[Exercise objective]
How many of the lines here include "Souffre"? Answer with a single number.

[Data entries]
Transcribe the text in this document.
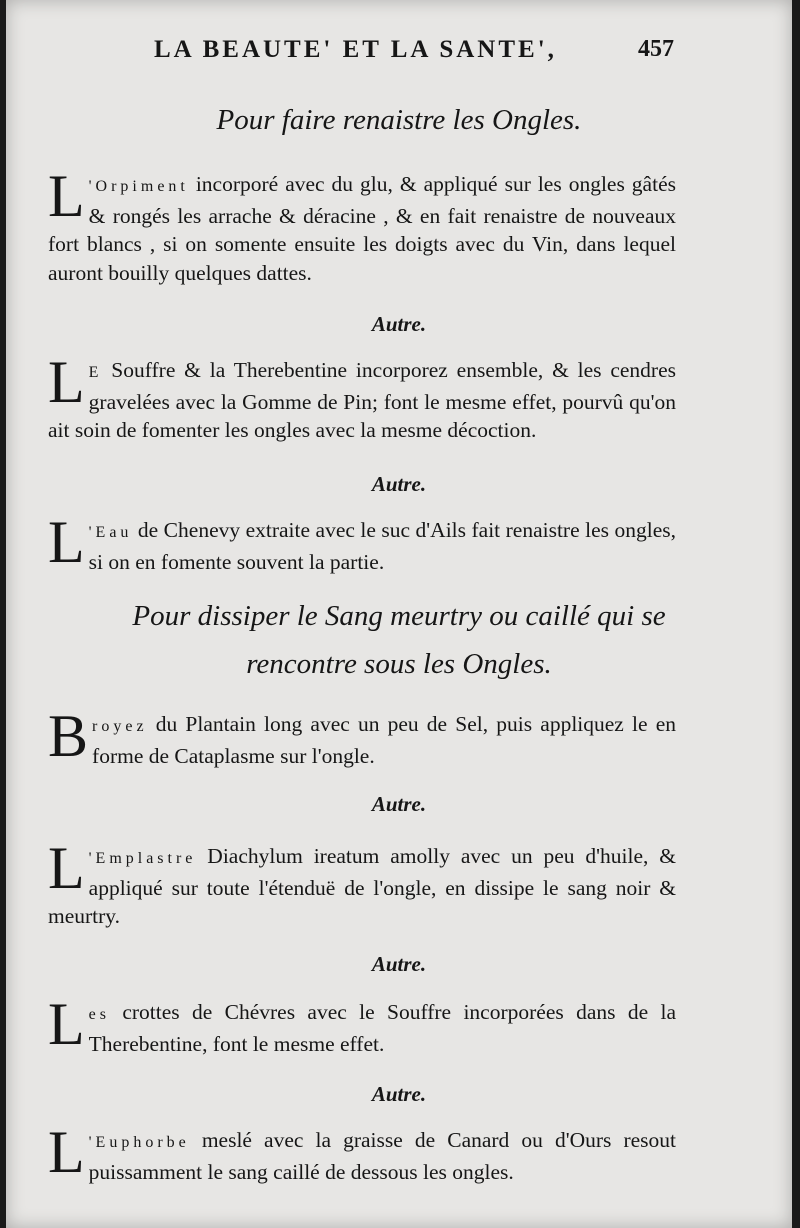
LA BEAUTE' ET LA SANTE',	457
Pour faire renaistre les Ongles.
L 'Orpiment incorporé avec du glu, & appliqué sur les ongles gâtés & rongés les arrache & déracine , & en fait renaistre de nouveaux fort blancs , si on somente ensuite les doigts avec du Vin, dans lequel auront bouilly quelques dattes.
Autre.
L E Souffre & la Therebentine incorporez ensemble, & les cendres gravelées avec la Gomme de Pin; font le mesme effet, pourvû qu'on ait soin de fomenter les ongles avec la mesme décoction.
Autre.
L 'Eau de Chenevy extraite avec le suc d'Ails fait renaistre les ongles, si on en fomente souvent la partie.
Pour dissiper le Sang meurtry ou caillé qui se
rencontre sous les Ongles.
Broyez du Plantain long avec un peu de Sel, puis appliquez le en forme de Cataplasme sur l'ongle.
Autre.
L 'Emplastre Diachylum ireatum amolly avec un peu d'huile, & appliqué sur toute l'étenduë de l'ongle, en dissipe le sang noir & meurtry.
Autre.
Les crottes de Chévres avec le Souffre incorporées dans de la Therebentine, font le mesme effet.
Autre.
L 'Euphorbe meslé avec la graisse de Canard ou d'Ours resout puissamment le sang caillé de dessous les ongles.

[Task output]
2